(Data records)

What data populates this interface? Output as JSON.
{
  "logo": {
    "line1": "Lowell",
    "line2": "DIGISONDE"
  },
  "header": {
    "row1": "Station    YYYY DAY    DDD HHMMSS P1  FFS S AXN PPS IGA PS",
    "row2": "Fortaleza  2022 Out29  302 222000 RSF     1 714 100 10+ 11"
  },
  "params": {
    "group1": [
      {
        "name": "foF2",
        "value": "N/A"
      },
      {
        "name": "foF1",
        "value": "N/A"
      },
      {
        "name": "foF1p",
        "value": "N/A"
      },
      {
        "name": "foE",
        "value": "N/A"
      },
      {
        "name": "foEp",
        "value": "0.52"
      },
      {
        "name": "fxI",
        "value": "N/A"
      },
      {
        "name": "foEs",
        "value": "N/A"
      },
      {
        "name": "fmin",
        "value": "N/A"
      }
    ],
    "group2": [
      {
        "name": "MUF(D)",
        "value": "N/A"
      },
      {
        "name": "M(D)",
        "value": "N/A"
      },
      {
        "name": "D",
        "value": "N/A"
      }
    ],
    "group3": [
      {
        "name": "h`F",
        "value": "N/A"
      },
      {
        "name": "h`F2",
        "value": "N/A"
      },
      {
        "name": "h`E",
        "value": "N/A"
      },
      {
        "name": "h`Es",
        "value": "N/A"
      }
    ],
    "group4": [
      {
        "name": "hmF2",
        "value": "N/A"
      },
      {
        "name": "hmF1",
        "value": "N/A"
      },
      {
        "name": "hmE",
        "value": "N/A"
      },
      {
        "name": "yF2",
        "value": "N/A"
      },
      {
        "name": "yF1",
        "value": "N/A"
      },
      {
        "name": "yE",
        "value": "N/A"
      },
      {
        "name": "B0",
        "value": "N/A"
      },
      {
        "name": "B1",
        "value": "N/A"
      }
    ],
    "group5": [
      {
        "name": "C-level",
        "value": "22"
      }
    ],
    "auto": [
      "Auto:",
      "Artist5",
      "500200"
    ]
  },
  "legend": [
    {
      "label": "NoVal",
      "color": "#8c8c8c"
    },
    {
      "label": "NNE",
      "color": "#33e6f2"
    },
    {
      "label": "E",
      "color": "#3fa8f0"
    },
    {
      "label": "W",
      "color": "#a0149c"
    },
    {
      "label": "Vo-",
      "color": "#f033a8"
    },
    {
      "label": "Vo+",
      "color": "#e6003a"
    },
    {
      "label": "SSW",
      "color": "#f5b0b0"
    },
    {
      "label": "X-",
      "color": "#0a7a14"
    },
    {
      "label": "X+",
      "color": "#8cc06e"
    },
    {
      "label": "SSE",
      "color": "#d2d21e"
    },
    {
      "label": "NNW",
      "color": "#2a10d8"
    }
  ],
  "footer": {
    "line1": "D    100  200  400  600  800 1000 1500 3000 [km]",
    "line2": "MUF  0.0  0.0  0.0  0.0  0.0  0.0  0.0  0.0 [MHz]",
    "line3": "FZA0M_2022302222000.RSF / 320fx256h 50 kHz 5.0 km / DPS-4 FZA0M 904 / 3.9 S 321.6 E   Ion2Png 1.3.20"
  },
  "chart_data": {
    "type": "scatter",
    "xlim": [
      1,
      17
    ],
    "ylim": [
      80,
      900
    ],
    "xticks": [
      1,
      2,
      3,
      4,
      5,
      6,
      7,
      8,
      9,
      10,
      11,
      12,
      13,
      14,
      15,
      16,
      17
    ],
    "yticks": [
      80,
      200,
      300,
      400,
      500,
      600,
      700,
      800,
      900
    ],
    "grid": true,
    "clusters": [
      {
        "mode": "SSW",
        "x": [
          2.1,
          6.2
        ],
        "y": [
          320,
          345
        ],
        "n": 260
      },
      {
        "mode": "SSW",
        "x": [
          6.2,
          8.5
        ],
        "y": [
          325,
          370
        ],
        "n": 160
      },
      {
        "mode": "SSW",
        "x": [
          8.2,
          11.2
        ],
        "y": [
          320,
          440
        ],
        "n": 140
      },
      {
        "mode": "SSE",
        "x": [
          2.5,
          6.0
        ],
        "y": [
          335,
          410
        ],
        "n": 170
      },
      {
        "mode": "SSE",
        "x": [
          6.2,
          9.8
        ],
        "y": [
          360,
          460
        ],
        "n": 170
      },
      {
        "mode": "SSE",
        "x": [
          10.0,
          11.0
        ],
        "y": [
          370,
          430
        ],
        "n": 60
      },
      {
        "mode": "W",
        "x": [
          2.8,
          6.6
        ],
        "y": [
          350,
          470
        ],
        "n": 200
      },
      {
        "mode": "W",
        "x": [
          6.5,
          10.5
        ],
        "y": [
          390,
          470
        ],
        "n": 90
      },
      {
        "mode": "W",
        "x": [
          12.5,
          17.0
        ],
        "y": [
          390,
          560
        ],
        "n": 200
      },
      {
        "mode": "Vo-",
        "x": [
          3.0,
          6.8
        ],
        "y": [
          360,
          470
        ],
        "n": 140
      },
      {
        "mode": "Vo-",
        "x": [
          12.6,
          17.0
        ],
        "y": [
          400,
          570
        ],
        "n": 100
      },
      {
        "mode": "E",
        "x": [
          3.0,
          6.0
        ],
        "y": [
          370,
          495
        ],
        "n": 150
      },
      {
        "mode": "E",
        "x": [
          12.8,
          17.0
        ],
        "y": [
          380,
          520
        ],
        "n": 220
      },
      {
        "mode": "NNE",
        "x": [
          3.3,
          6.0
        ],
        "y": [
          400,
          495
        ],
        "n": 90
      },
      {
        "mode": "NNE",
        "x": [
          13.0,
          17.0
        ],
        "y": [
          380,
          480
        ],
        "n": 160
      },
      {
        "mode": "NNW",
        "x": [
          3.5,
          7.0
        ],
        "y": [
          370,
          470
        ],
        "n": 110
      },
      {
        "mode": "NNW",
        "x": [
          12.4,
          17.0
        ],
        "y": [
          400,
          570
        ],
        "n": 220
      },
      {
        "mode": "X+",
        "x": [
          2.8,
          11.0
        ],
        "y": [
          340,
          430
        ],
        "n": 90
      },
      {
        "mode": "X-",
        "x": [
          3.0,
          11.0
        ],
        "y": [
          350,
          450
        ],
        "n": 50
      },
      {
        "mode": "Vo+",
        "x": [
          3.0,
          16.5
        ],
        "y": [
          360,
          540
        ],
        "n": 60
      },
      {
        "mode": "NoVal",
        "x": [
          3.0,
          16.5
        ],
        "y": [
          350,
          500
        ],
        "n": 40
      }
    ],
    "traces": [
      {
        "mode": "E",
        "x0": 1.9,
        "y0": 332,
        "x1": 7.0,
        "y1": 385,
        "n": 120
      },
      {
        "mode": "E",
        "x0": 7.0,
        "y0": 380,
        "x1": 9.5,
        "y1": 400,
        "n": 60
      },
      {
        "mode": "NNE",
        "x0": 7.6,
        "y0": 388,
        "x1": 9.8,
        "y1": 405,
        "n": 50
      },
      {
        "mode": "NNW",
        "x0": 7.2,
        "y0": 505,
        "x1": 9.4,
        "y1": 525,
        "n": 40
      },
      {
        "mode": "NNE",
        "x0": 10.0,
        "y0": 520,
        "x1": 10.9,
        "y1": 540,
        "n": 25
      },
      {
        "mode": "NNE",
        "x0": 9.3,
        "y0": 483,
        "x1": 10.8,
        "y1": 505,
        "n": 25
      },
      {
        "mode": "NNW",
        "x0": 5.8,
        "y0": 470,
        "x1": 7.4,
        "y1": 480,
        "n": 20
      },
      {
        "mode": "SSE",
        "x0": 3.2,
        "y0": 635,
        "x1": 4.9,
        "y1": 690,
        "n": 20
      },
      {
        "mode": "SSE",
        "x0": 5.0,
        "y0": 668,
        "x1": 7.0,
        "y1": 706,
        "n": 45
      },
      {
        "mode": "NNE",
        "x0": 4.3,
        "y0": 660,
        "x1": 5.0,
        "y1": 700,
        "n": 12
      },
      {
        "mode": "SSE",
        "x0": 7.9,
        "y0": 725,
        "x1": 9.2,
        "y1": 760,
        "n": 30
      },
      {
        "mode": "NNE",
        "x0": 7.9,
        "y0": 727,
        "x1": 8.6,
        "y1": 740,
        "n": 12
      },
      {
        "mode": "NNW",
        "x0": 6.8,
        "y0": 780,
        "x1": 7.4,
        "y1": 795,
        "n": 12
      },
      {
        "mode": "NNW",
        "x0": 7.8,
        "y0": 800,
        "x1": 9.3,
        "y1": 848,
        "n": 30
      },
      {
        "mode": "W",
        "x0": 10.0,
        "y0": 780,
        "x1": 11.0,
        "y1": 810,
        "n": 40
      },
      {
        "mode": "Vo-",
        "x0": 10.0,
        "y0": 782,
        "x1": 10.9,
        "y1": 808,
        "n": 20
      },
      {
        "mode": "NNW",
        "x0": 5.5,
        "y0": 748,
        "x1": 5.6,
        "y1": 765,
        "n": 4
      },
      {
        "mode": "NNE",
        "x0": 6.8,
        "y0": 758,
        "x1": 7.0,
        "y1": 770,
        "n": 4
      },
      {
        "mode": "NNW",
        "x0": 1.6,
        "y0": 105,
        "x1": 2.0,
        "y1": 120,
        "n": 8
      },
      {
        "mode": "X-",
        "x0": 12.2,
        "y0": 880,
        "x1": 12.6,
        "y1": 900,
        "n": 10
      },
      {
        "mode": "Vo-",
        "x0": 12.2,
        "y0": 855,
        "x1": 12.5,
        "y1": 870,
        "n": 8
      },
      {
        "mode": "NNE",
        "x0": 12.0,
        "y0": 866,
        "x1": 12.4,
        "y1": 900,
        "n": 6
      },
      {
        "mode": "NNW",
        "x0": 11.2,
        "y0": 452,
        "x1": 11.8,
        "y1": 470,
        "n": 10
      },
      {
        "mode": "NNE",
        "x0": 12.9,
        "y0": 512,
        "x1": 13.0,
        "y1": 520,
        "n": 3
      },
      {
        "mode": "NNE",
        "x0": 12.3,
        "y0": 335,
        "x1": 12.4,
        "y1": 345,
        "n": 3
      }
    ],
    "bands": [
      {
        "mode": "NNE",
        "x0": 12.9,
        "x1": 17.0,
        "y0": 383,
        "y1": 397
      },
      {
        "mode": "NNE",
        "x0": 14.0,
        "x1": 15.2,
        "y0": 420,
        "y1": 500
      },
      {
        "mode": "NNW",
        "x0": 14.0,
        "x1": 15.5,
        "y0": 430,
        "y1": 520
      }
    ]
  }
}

## [Your objective]
Pick every line with "color" in it and copy it.

## [Response to this exercise]
      "color": "#8c8c8c"
      "color": "#33e6f2"
      "color": "#3fa8f0"
      "color": "#a0149c"
      "color": "#f033a8"
      "color": "#e6003a"
      "color": "#f5b0b0"
      "color": "#0a7a14"
      "color": "#8cc06e"
      "color": "#d2d21e"
      "color": "#2a10d8"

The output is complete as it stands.